- [Excerpt]

# # # # # # #

Festo AG gathered an international contingent of editors to company headquarters in Esslingen-Berkheim, near Stuttgart, Germany, on Sept. 25-26 for a briefing on the company’s latest news and a look at Motek—the International Trade Fair for Assembly and Handling Technology, held in Stuttgart.
In keeping with the theme of the trade fair, most of Festo’s presentations discussed handling systems and assembly. The handling systems have applicability in packaging equipment, where moving and palletizing functions are important. Although Festo is known in the United States as a pneumatic component and system supplier, it showed expertise in microelectronics, as well.
A proportional piezo gripping tool combined pneumatics, mechatronics and microelectronics into a powerful and intelligent gripper. Named HGPPI, the gripper tool features independent jaw movements and sensitivity that adjusts dynamically depending upon the object to be gripped.
The integrated electronics provide information about the displacement signal, and the force is always available to ensure controlled sequences. The gripper fingers are actuated via six piezo proportional valves, each 5mm wide. The innovative piezo technology permits space and energy savings, because it is powered only during the switching movement. Piezo ceramic bending actuators with proportional switching characteristics guarantee low energy consumption and fast cycle times. Precise pressure control is provided in real time via pressure sensors in the cylinder chambers. This gripper costs about 30 percent less than a traditional electric gripper, according to Festo.

# # # # # # #

- [Assignment 1] Reproduce the part of the Festo article starting at "Festo AG gathered" and ending at "microelectronics, as well.".
- [Assignment 2] Rewrite the paragraph of the Festo article that begins "The integrated electronics provide" as a bulleted list that keeps its main facts.
- [Assignment 3] List every geographic place named in the Festo article.

# # # # # # #

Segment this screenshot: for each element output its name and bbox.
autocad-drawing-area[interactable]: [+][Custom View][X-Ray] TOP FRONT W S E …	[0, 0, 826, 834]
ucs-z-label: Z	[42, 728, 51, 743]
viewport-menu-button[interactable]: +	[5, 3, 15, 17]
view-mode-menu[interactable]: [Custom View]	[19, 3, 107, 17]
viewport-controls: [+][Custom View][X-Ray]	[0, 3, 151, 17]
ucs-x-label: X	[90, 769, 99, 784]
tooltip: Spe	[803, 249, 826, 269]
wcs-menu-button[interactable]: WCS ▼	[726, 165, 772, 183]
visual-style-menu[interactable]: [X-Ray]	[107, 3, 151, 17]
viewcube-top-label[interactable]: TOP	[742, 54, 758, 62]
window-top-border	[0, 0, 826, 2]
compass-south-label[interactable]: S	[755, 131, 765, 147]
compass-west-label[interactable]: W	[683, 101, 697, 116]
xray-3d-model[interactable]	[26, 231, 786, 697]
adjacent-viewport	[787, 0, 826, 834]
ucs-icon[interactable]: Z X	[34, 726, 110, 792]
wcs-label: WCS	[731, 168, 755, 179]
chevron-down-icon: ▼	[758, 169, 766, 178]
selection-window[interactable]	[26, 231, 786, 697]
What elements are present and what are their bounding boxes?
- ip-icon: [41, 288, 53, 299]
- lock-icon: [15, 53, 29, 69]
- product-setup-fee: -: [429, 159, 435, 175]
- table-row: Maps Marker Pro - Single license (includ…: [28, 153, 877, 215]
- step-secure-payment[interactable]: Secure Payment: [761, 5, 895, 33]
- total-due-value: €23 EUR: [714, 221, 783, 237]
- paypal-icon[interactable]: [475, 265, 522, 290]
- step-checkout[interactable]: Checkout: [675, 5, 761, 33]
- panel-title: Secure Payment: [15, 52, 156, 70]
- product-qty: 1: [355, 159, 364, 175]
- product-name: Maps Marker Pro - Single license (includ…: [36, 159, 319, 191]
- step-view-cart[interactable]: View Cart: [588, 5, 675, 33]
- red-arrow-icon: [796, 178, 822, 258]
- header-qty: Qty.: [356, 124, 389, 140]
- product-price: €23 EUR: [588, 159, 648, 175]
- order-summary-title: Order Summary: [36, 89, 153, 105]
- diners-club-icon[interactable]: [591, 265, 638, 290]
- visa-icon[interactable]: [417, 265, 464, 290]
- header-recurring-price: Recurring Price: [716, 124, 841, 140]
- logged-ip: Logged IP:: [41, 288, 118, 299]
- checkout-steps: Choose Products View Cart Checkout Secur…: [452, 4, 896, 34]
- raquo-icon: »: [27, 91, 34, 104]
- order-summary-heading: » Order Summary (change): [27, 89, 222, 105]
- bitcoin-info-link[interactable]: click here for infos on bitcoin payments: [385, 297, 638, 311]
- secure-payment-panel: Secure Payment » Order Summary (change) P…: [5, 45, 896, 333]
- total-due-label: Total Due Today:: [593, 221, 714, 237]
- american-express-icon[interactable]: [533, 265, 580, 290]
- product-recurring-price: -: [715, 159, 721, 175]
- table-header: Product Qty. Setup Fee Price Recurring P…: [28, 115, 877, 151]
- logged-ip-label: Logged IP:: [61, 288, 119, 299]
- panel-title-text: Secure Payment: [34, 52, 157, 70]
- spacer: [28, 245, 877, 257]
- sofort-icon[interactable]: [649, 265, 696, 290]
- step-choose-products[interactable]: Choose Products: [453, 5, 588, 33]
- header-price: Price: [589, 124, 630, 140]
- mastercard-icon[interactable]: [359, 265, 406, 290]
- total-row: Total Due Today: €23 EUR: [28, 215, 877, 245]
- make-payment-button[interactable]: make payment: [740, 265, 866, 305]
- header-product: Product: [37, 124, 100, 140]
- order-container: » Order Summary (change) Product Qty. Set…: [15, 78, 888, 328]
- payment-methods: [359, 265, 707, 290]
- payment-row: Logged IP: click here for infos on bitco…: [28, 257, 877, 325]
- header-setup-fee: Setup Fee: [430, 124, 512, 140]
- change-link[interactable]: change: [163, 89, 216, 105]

# # # # # # #

- [Output 1]
Festo AG gathered an international contingent of editors to company headquarters in Esslingen-Berkheim, near Stuttgart, Germany, on Sept. 25-26 for a briefing on the company’s latest news and a look at Motek—the International Trade Fair for Assembly and Handling Technology, held in Stuttgart.
In keeping with the theme of the trade fair, most of Festo’s presentations discussed handling systems and assembly. The handling systems have applicability in packaging equipment, where moving and palletizing functions are important. Although Festo is known in the United States as a pneumatic component and system supplier, it showed expertise in microelectronics, as well.

- [Output 2]
- The integrated electronics give the displacement signal, and the force is always available for controlled sequences.
- Six piezo proportional valves, each 5mm wide, actuate the gripper fingers.
- The piezo technology saves space and energy because it draws power only during the switching movement.
- Piezo ceramic bending actuators with proportional switching characteristics ensure low energy consumption and fast cycle times.
- Pressure sensors in the cylinder chambers give precise pressure control in real time.
- According to Festo, the gripper costs about 30 percent less than a traditional electric gripper.

- [Output 3]
- Esslingen-Berkheim
- Stuttgart
- Germany
- United States